• [EXERCISE OBJECTIVE]
Give back every record exactly, images excluded.
DATA TO PROCESS section start
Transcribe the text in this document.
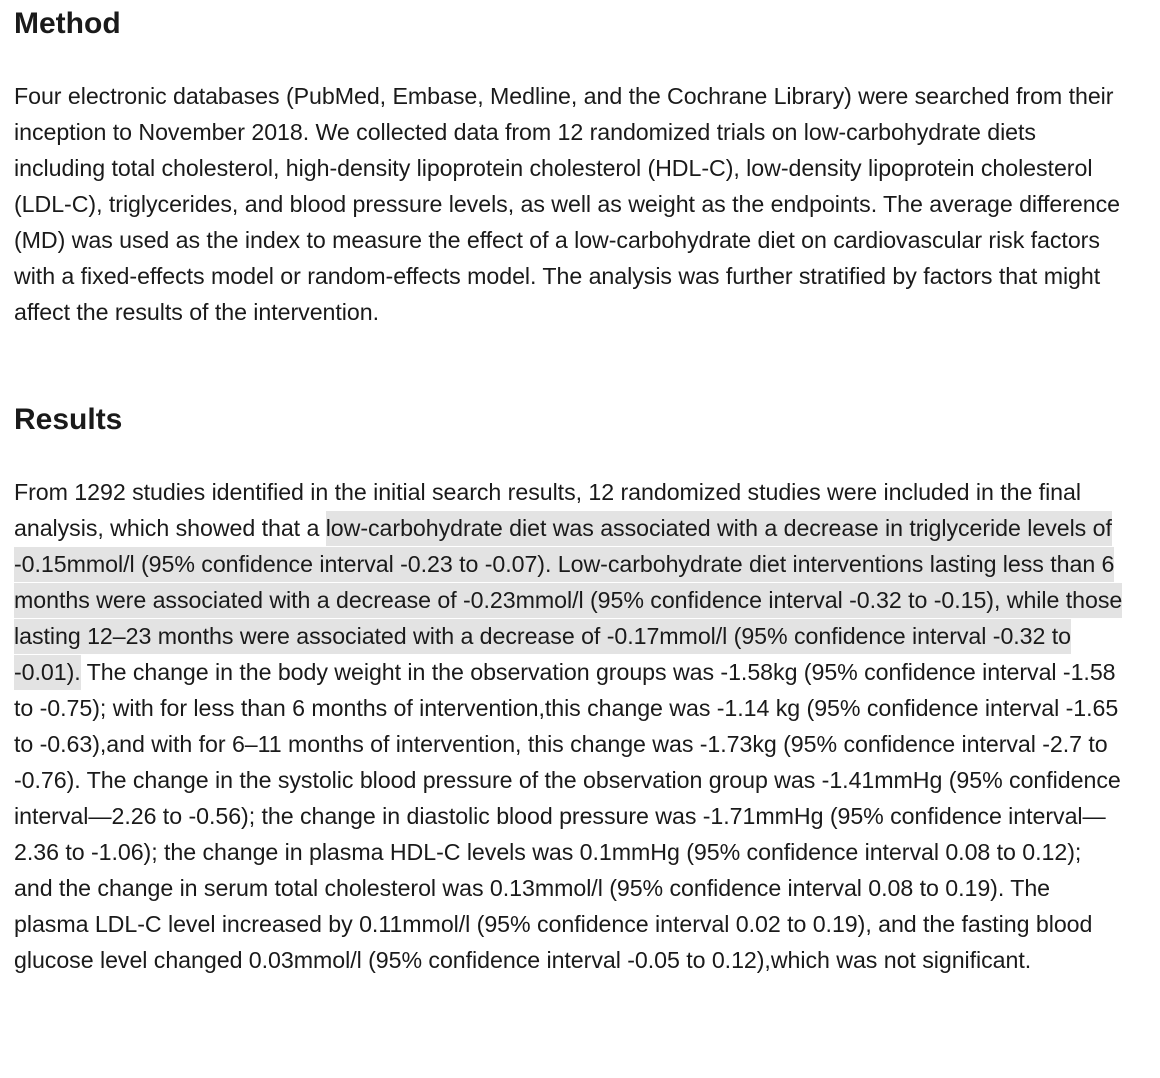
Method

Four electronic databases (PubMed, Embase, Medline, and the Cochrane Library) were searched from their inception to November 2018. We collected data from 12 randomized trials on low-carbohydrate diets including total cholesterol, high-density lipoprotein cholesterol (HDL-C), low-density lipoprotein cholesterol (LDL-C), triglycerides, and blood pressure levels, as well as weight as the endpoints. The average difference (MD) was used as the index to measure the effect of a low-carbohydrate diet on cardiovascular risk factors with a fixed-effects model or random-effects model. The analysis was further stratified by factors that might affect the results of the intervention.

Results

From 1292 studies identified in the initial search results, 12 randomized studies were included in the final analysis, which showed that a low-carbohydrate diet was associated with a decrease in triglyceride levels of -0.15mmol/l (95% confidence interval -0.23 to -0.07). Low-carbohydrate diet interventions lasting less than 6 months were associated with a decrease of -0.23mmol/l (95% confidence interval -0.32 to -0.15), while those lasting 12–23 months were associated with a decrease of -0.17mmol/l (95% confidence interval -0.32 to -0.01). The change in the body weight in the observation groups was -1.58kg (95% confidence interval -1.58 to -0.75); with for less than 6 months of intervention,this change was -1.14 kg (95% confidence interval -1.65 to -0.63),and with for 6–11 months of intervention, this change was -1.73kg (95% confidence interval -2.7 to -0.76). The change in the systolic blood pressure of the observation group was -1.41mmHg (95% confidence interval—2.26 to -0.56); the change in diastolic blood pressure was -1.71mmHg (95% confidence interval—2.36 to -1.06); the change in plasma HDL-C levels was 0.1mmHg (95% confidence interval 0.08 to 0.12); and the change in serum total cholesterol was 0.13mmol/l (95% confidence interval 0.08 to 0.19). The plasma LDL-C level increased by 0.11mmol/l (95% confidence interval 0.02 to 0.19), and the fasting blood glucose level changed 0.03mmol/l (95% confidence interval -0.05 to 0.12),which was not significant.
DATA TO PROCESS section end
• [EXERCISE ANSWER]
Transcribe the text in this document.
Method

Four electronic databases (PubMed, Embase, Medline, and the Cochrane Library) were searched from their inception to November 2018. We collected data from 12 randomized trials on low-carbohydrate diets including total cholesterol, high-density lipoprotein cholesterol (HDL-C), low-density lipoprotein cholesterol (LDL-C), triglycerides, and blood pressure levels, as well as weight as the endpoints. The average difference (MD) was used as the index to measure the effect of a low-carbohydrate diet on cardiovascular risk factors with a fixed-effects model or random-effects model. The analysis was further stratified by factors that might affect the results of the intervention.

Results

From 1292 studies identified in the initial search results, 12 randomized studies were included in the final analysis, which showed that a low-carbohydrate diet was associated with a decrease in triglyceride levels of -0.15mmol/l (95% confidence interval -0.23 to -0.07). Low-carbohydrate diet interventions lasting less than 6 months were associated with a decrease of -0.23mmol/l (95% confidence interval -0.32 to -0.15), while those lasting 12–23 months were associated with a decrease of -0.17mmol/l (95% confidence interval -0.32 to -0.01). The change in the body weight in the observation groups was -1.58kg (95% confidence interval -1.58 to -0.75); with for less than 6 months of intervention,this change was -1.14 kg (95% confidence interval -1.65 to -0.63),and with for 6–11 months of intervention, this change was -1.73kg (95% confidence interval -2.7 to -0.76). The change in the systolic blood pressure of the observation group was -1.41mmHg (95% confidence interval—2.26 to -0.56); the change in diastolic blood pressure was -1.71mmHg (95% confidence interval—2.36 to -1.06); the change in plasma HDL-C levels was 0.1mmHg (95% confidence interval 0.08 to 0.12); and the change in serum total cholesterol was 0.13mmol/l (95% confidence interval 0.08 to 0.19). The plasma LDL-C level increased by 0.11mmol/l (95% confidence interval 0.02 to 0.19), and the fasting blood glucose level changed 0.03mmol/l (95% confidence interval -0.05 to 0.12),which was not significant.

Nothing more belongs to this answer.